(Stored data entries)
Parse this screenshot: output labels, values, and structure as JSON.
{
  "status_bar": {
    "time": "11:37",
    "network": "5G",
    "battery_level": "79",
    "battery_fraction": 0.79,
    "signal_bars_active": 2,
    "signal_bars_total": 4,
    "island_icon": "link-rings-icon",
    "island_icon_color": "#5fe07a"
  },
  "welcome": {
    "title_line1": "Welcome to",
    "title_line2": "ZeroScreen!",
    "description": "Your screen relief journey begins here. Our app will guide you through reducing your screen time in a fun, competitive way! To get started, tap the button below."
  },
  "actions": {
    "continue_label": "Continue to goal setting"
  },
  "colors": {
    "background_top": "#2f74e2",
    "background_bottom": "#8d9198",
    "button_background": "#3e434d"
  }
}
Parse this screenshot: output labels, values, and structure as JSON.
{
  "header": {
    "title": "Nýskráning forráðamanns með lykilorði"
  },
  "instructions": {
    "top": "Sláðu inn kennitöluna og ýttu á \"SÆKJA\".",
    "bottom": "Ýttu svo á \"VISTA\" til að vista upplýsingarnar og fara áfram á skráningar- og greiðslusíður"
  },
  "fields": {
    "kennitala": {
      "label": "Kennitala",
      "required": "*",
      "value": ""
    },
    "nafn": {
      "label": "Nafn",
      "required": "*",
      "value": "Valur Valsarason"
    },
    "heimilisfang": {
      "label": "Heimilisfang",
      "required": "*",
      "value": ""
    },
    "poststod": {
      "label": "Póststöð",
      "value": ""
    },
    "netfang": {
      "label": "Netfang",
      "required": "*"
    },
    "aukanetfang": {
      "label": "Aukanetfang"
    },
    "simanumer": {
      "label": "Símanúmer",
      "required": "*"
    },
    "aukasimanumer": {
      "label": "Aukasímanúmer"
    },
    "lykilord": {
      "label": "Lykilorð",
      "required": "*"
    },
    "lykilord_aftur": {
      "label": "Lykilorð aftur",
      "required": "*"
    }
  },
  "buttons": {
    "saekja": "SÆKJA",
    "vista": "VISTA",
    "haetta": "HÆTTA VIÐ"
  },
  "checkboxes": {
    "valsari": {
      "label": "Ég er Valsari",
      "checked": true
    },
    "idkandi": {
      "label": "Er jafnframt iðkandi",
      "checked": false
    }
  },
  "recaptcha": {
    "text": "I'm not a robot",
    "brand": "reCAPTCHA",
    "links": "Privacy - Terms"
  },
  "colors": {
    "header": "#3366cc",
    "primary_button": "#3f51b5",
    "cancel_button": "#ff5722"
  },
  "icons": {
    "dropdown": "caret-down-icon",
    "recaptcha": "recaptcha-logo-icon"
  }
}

_What this task involves:_ Each line above must be printed exactly as it appears.

_Solved exercise:_
Parse this screenshot: output labels, values, and structure as JSON.
{
  "status_bar": {
    "time": "11:37",
    "network": "5G",
    "battery_level": "79",
    "battery_fraction": 0.79,
    "signal_bars_active": 2,
    "signal_bars_total": 4,
    "island_icon": "link-rings-icon",
    "island_icon_color": "#5fe07a"
  },
  "welcome": {
    "title_line1": "Welcome to",
    "title_line2": "ZeroScreen!",
    "description": "Your screen relief journey begins here. Our app will guide you through reducing your screen time in a fun, competitive way! To get started, tap the button below."
  },
  "actions": {
    "continue_label": "Continue to goal setting"
  },
  "colors": {
    "background_top": "#2f74e2",
    "background_bottom": "#8d9198",
    "button_background": "#3e434d"
  }
}
Parse this screenshot: output labels, values, and structure as JSON.
{
  "header": {
    "title": "Nýskráning forráðamanns með lykilorði"
  },
  "instructions": {
    "top": "Sláðu inn kennitöluna og ýttu á \"SÆKJA\".",
    "bottom": "Ýttu svo á \"VISTA\" til að vista upplýsingarnar og fara áfram á skráningar- og greiðslusíður"
  },
  "fields": {
    "kennitala": {
      "label": "Kennitala",
      "required": "*",
      "value": ""
    },
    "nafn": {
      "label": "Nafn",
      "required": "*",
      "value": "Valur Valsarason"
    },
    "heimilisfang": {
      "label": "Heimilisfang",
      "required": "*",
      "value": ""
    },
    "poststod": {
      "label": "Póststöð",
      "value": ""
    },
    "netfang": {
      "label": "Netfang",
      "required": "*"
    },
    "aukanetfang": {
      "label": "Aukanetfang"
    },
    "simanumer": {
      "label": "Símanúmer",
      "required": "*"
    },
    "aukasimanumer": {
      "label": "Aukasímanúmer"
    },
    "lykilord": {
      "label": "Lykilorð",
      "required": "*"
    },
    "lykilord_aftur": {
      "label": "Lykilorð aftur",
      "required": "*"
    }
  },
  "buttons": {
    "saekja": "SÆKJA",
    "vista": "VISTA",
    "haetta": "HÆTTA VIÐ"
  },
  "checkboxes": {
    "valsari": {
      "label": "Ég er Valsari",
      "checked": true
    },
    "idkandi": {
      "label": "Er jafnframt iðkandi",
      "checked": false
    }
  },
  "recaptcha": {
    "text": "I'm not a robot",
    "brand": "reCAPTCHA",
    "links": "Privacy - Terms"
  },
  "colors": {
    "header": "#3366cc",
    "primary_button": "#3f51b5",
    "cancel_button": "#ff5722"
  },
  "icons": {
    "dropdown": "caret-down-icon",
    "recaptcha": "recaptcha-logo-icon"
  }
}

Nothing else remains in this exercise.